The task →
Return the whole listing, line for line, without the pictures in it.

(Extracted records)
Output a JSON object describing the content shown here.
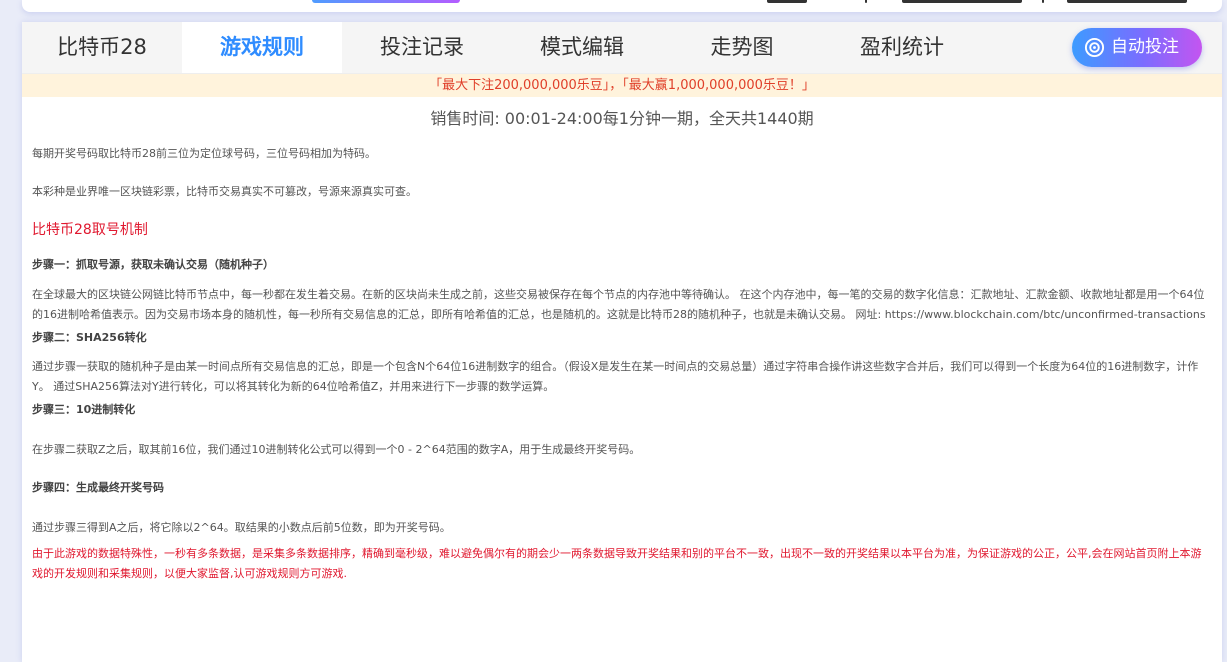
{
  "tabs": [
    {
      "label": "比特币28",
      "active": false
    },
    {
      "label": "游戏规则",
      "active": true
    },
    {
      "label": "投注记录",
      "active": false
    },
    {
      "label": "模式编辑",
      "active": false
    },
    {
      "label": "走势图",
      "active": false
    },
    {
      "label": "盈利统计",
      "active": false
    }
  ],
  "auto_bet": {
    "label": "自动投注",
    "icon": "target-icon",
    "gradient": [
      "#3d9bff",
      "#c455f0"
    ]
  },
  "notice": "「最大下注200,000,000乐豆」，「最大赢1,000,000,000乐豆！」",
  "sale_time": "销售时间: 00:01-24:00每1分钟一期，全天共1440期",
  "intro": [
    "每期开奖号码取比特币28前三位为定位球号码，三位号码相加为特码。",
    "本彩种是业界唯一区块链彩票，比特币交易真实不可篡改，号源来源真实可查。"
  ],
  "section_title": "比特币28取号机制",
  "steps": [
    {
      "title": "步骤一：抓取号源，获取未确认交易（随机种子）",
      "text": "在全球最大的区块链公网链比特币节点中，每一秒都在发生着交易。在新的区块尚未生成之前，这些交易被保存在每个节点的内存池中等待确认。 在这个内存池中，每一笔的交易的数字化信息：汇款地址、汇款金额、收款地址都是用一个64位的16进制哈希值表示。因为交易市场本身的随机性，每一秒所有交易信息的汇总，即所有哈希值的汇总，也是随机的。这就是比特币28的随机种子，也就是未确认交易。 网址: https://www.blockchain.com/btc/unconfirmed-transactions"
    },
    {
      "title": "步骤二：SHA256转化",
      "text": "通过步骤一获取的随机种子是由某一时间点所有交易信息的汇总，即是一个包含N个64位16进制数字的组合。（假设X是发生在某一时间点的交易总量）通过字符串合操作讲这些数字合并后，我们可以得到一个长度为64位的16进制数字，计作Y。 通过SHA256算法对Y进行转化，可以将其转化为新的64位哈希值Z，并用来进行下一步骤的数学运算。"
    },
    {
      "title": "步骤三：10进制转化",
      "text": "在步骤二获取Z之后，取其前16位，我们通过10进制转化公式可以得到一个0 - 2^64范围的数字A，用于生成最终开奖号码。"
    },
    {
      "title": "步骤四：生成最终开奖号码",
      "text": "通过步骤三得到A之后，将它除以2^64。取结果的小数点后前5位数，即为开奖号码。"
    }
  ],
  "warning": "由于此游戏的数据特殊性，一秒有多条数据，是采集多条数据排序，精确到毫秒级，难以避免偶尔有的期会少一两条数据导致开奖结果和别的平台不一致，出现不一致的开奖结果以本平台为准，为保证游戏的公正，公平,会在网站首页附上本游戏的开发规则和采集规则，以便大家监督,认可游戏规则方可游戏."
}
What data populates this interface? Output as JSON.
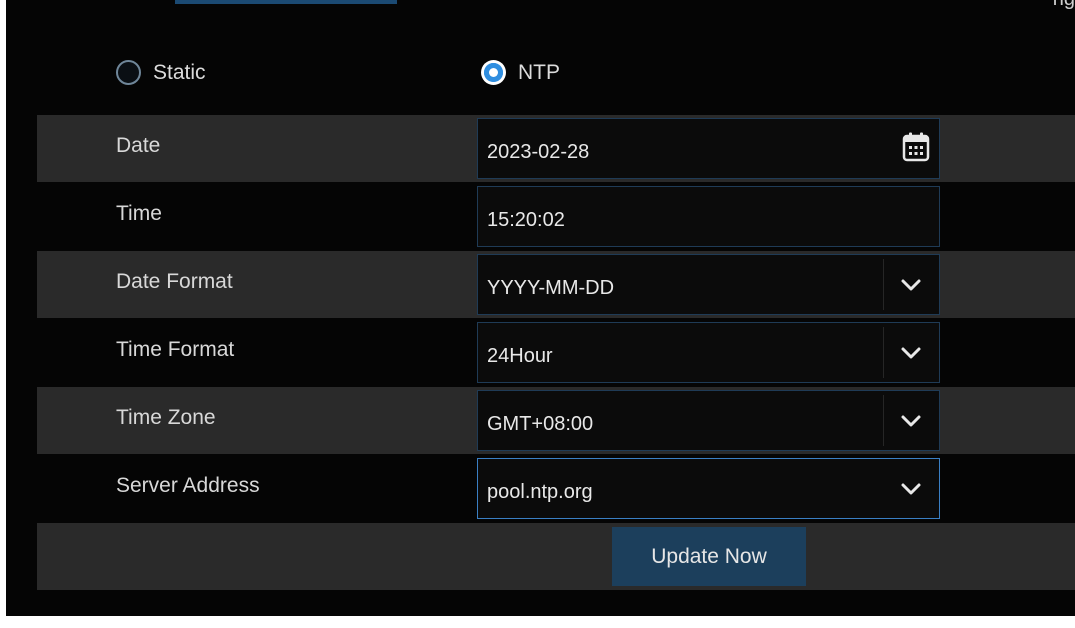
{
  "header": {
    "cut_text": "ng"
  },
  "mode": {
    "options": [
      {
        "label": "Static",
        "selected": false
      },
      {
        "label": "NTP",
        "selected": true
      }
    ]
  },
  "fields": {
    "date": {
      "label": "Date",
      "value": "2023-02-28",
      "icon": "calendar-icon"
    },
    "time": {
      "label": "Time",
      "value": "15:20:02"
    },
    "date_format": {
      "label": "Date Format",
      "value": "YYYY-MM-DD",
      "icon": "chevron-down-icon"
    },
    "time_format": {
      "label": "Time Format",
      "value": "24Hour",
      "icon": "chevron-down-icon"
    },
    "time_zone": {
      "label": "Time Zone",
      "value": "GMT+08:00",
      "icon": "chevron-down-icon"
    },
    "server_address": {
      "label": "Server Address",
      "value": "pool.ntp.org",
      "icon": "chevron-down-icon"
    }
  },
  "actions": {
    "update_now": "Update Now"
  },
  "colors": {
    "accent": "#2f8ee0",
    "row_shade": "#2a2a2a",
    "button_bg": "#1c3f5c",
    "field_border": "#1f3b56",
    "field_border_active": "#3a7fc4"
  }
}
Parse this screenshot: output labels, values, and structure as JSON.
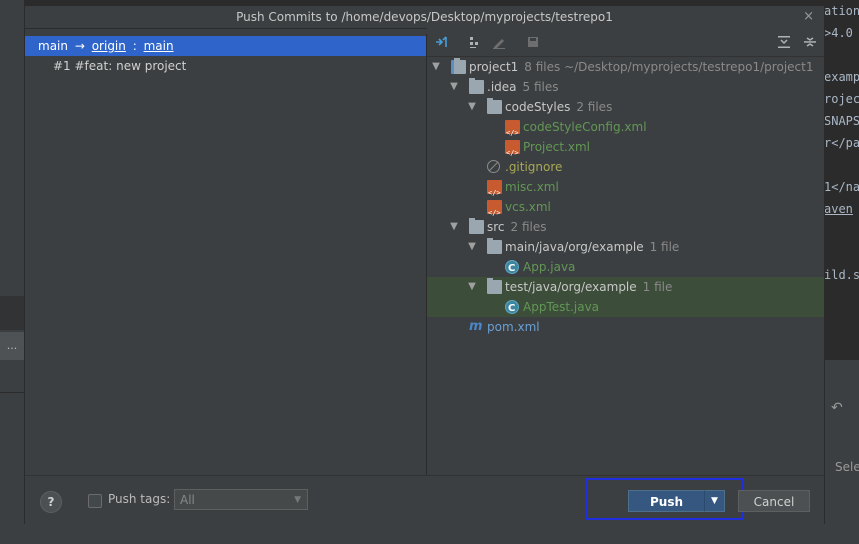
{
  "dialog": {
    "title": "Push Commits to /home/devops/Desktop/myprojects/testrepo1",
    "close": "×"
  },
  "commits": {
    "branch_local": "main",
    "arrow": "→",
    "remote": "origin",
    "separator": ":",
    "branch_remote": "main",
    "items": [
      {
        "label": "#1 #feat: new project"
      }
    ]
  },
  "tree": [
    {
      "name": "project1",
      "count": "8 files ~/Desktop/myprojects/testrepo1/project1"
    },
    {
      "name": ".idea",
      "count": "5 files"
    },
    {
      "name": "codeStyles",
      "count": "2 files"
    },
    {
      "name": "codeStyleConfig.xml",
      "count": ""
    },
    {
      "name": "Project.xml",
      "count": ""
    },
    {
      "name": ".gitignore",
      "count": ""
    },
    {
      "name": "misc.xml",
      "count": ""
    },
    {
      "name": "vcs.xml",
      "count": ""
    },
    {
      "name": "src",
      "count": "2 files"
    },
    {
      "name": "main/java/org/example",
      "count": "1 file"
    },
    {
      "name": "App.java",
      "count": ""
    },
    {
      "name": "test/java/org/example",
      "count": "1 file"
    },
    {
      "name": "AppTest.java",
      "count": ""
    },
    {
      "name": "pom.xml",
      "count": ""
    }
  ],
  "footer": {
    "help": "?",
    "push_tags_label": "Push tags:",
    "tags_value": "All",
    "push_label": "Push",
    "cancel_label": "Cancel"
  },
  "background": {
    "left_tool": "...",
    "editor_lines": [
      "ation",
      ">4.0",
      "examp",
      "rojec",
      "SNAPS",
      "r</pa",
      "1</na",
      "aven",
      "ild.s"
    ],
    "right_bottom_label": "Sele"
  },
  "colors": {
    "selection": "#2f65ca",
    "push_button": "#365880",
    "highlight_box": "#1f2fdf",
    "changed_file": "#6a9fd4",
    "new_file": "#629755"
  }
}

Exercise solution →
Output a JSON object describing the content shown here.
{
  "tabs": [
    {
      "label": "比特币28",
      "active": false
    },
    {
      "label": "游戏规则",
      "active": true
    },
    {
      "label": "投注记录",
      "active": false
    },
    {
      "label": "模式编辑",
      "active": false
    },
    {
      "label": "走势图",
      "active": false
    },
    {
      "label": "盈利统计",
      "active": false
    }
  ],
  "auto_bet": {
    "label": "自动投注",
    "icon": "target-icon",
    "gradient": [
      "#3d9bff",
      "#c455f0"
    ]
  },
  "notice": "「最大下注200,000,000乐豆」，「最大赢1,000,000,000乐豆！」",
  "sale_time": "销售时间: 00:01-24:00每1分钟一期，全天共1440期",
  "intro": [
    "每期开奖号码取比特币28前三位为定位球号码，三位号码相加为特码。",
    "本彩种是业界唯一区块链彩票，比特币交易真实不可篡改，号源来源真实可查。"
  ],
  "section_title": "比特币28取号机制",
  "steps": [
    {
      "title": "步骤一：抓取号源，获取未确认交易（随机种子）",
      "text": "在全球最大的区块链公网链比特币节点中，每一秒都在发生着交易。在新的区块尚未生成之前，这些交易被保存在每个节点的内存池中等待确认。 在这个内存池中，每一笔的交易的数字化信息：汇款地址、汇款金额、收款地址都是用一个64位的16进制哈希值表示。因为交易市场本身的随机性，每一秒所有交易信息的汇总，即所有哈希值的汇总，也是随机的。这就是比特币28的随机种子，也就是未确认交易。 网址: https://www.blockchain.com/btc/unconfirmed-transactions"
    },
    {
      "title": "步骤二：SHA256转化",
      "text": "通过步骤一获取的随机种子是由某一时间点所有交易信息的汇总，即是一个包含N个64位16进制数字的组合。（假设X是发生在某一时间点的交易总量）通过字符串合操作讲这些数字合并后，我们可以得到一个长度为64位的16进制数字，计作Y。 通过SHA256算法对Y进行转化，可以将其转化为新的64位哈希值Z，并用来进行下一步骤的数学运算。"
    },
    {
      "title": "步骤三：10进制转化",
      "text": "在步骤二获取Z之后，取其前16位，我们通过10进制转化公式可以得到一个0 - 2^64范围的数字A，用于生成最终开奖号码。"
    },
    {
      "title": "步骤四：生成最终开奖号码",
      "text": "通过步骤三得到A之后，将它除以2^64。取结果的小数点后前5位数，即为开奖号码。"
    }
  ],
  "warning": "由于此游戏的数据特殊性，一秒有多条数据，是采集多条数据排序，精确到毫秒级，难以避免偶尔有的期会少一两条数据导致开奖结果和别的平台不一致，出现不一致的开奖结果以本平台为准，为保证游戏的公正，公平,会在网站首页附上本游戏的开发规则和采集规则，以便大家监督,认可游戏规则方可游戏."
}
What data populates this interface? Output as JSON.
{
  "header": {
    "cut_text": "ng"
  },
  "mode": {
    "options": [
      {
        "label": "Static",
        "selected": false
      },
      {
        "label": "NTP",
        "selected": true
      }
    ]
  },
  "fields": {
    "date": {
      "label": "Date",
      "value": "2023-02-28",
      "icon": "calendar-icon"
    },
    "time": {
      "label": "Time",
      "value": "15:20:02"
    },
    "date_format": {
      "label": "Date Format",
      "value": "YYYY-MM-DD",
      "icon": "chevron-down-icon"
    },
    "time_format": {
      "label": "Time Format",
      "value": "24Hour",
      "icon": "chevron-down-icon"
    },
    "time_zone": {
      "label": "Time Zone",
      "value": "GMT+08:00",
      "icon": "chevron-down-icon"
    },
    "server_address": {
      "label": "Server Address",
      "value": "pool.ntp.org",
      "icon": "chevron-down-icon"
    }
  },
  "actions": {
    "update_now": "Update Now"
  },
  "colors": {
    "accent": "#2f8ee0",
    "row_shade": "#2a2a2a",
    "button_bg": "#1c3f5c",
    "field_border": "#1f3b56",
    "field_border_active": "#3a7fc4"
  }
}
Parse this screenshot: output labels, values, and structure as JSON.
{
  "dialog": {
    "title": "Push Commits to /home/devops/Desktop/myprojects/testrepo1",
    "close": "×"
  },
  "commits": {
    "branch_local": "main",
    "arrow": "→",
    "remote": "origin",
    "separator": ":",
    "branch_remote": "main",
    "items": [
      {
        "label": "#1 #feat: new project"
      }
    ]
  },
  "tree": [
    {
      "name": "project1",
      "count": "8 files ~/Desktop/myprojects/testrepo1/project1"
    },
    {
      "name": ".idea",
      "count": "5 files"
    },
    {
      "name": "codeStyles",
      "count": "2 files"
    },
    {
      "name": "codeStyleConfig.xml",
      "count": ""
    },
    {
      "name": "Project.xml",
      "count": ""
    },
    {
      "name": ".gitignore",
      "count": ""
    },
    {
      "name": "misc.xml",
      "count": ""
    },
    {
      "name": "vcs.xml",
      "count": ""
    },
    {
      "name": "src",
      "count": "2 files"
    },
    {
      "name": "main/java/org/example",
      "count": "1 file"
    },
    {
      "name": "App.java",
      "count": ""
    },
    {
      "name": "test/java/org/example",
      "count": "1 file"
    },
    {
      "name": "AppTest.java",
      "count": ""
    },
    {
      "name": "pom.xml",
      "count": ""
    }
  ],
  "footer": {
    "help": "?",
    "push_tags_label": "Push tags:",
    "tags_value": "All",
    "push_label": "Push",
    "cancel_label": "Cancel"
  },
  "background": {
    "left_tool": "...",
    "editor_lines": [
      "ation",
      ">4.0",
      "examp",
      "rojec",
      "SNAPS",
      "r</pa",
      "1</na",
      "aven",
      "ild.s"
    ],
    "right_bottom_label": "Sele"
  },
  "colors": {
    "selection": "#2f65ca",
    "push_button": "#365880",
    "highlight_box": "#1f2fdf",
    "changed_file": "#6a9fd4",
    "new_file": "#629755"
  }
}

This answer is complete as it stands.